* _Stored data entries_:
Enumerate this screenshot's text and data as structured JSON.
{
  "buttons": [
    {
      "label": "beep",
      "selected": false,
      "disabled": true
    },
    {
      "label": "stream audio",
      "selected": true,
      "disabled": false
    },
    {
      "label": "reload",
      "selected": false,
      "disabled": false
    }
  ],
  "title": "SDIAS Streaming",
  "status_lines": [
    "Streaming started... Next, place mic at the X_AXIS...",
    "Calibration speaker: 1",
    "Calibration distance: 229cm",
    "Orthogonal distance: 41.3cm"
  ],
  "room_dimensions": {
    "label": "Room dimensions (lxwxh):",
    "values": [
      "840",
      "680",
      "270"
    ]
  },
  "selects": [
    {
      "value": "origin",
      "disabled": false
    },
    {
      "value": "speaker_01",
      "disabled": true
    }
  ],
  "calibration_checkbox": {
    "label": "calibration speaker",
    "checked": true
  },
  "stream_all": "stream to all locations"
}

* _What to work on_: Transcribe the material above in its entirety. Match it exactly.

* _Response to the exercise_:
Enumerate this screenshot's text and data as structured JSON.
{
  "buttons": [
    {
      "label": "beep",
      "selected": false,
      "disabled": true
    },
    {
      "label": "stream audio",
      "selected": true,
      "disabled": false
    },
    {
      "label": "reload",
      "selected": false,
      "disabled": false
    }
  ],
  "title": "SDIAS Streaming",
  "status_lines": [
    "Streaming started... Next, place mic at the X_AXIS...",
    "Calibration speaker: 1",
    "Calibration distance: 229cm",
    "Orthogonal distance: 41.3cm"
  ],
  "room_dimensions": {
    "label": "Room dimensions (lxwxh):",
    "values": [
      "840",
      "680",
      "270"
    ]
  },
  "selects": [
    {
      "value": "origin",
      "disabled": false
    },
    {
      "value": "speaker_01",
      "disabled": true
    }
  ],
  "calibration_checkbox": {
    "label": "calibration speaker",
    "checked": true
  },
  "stream_all": "stream to all locations"
}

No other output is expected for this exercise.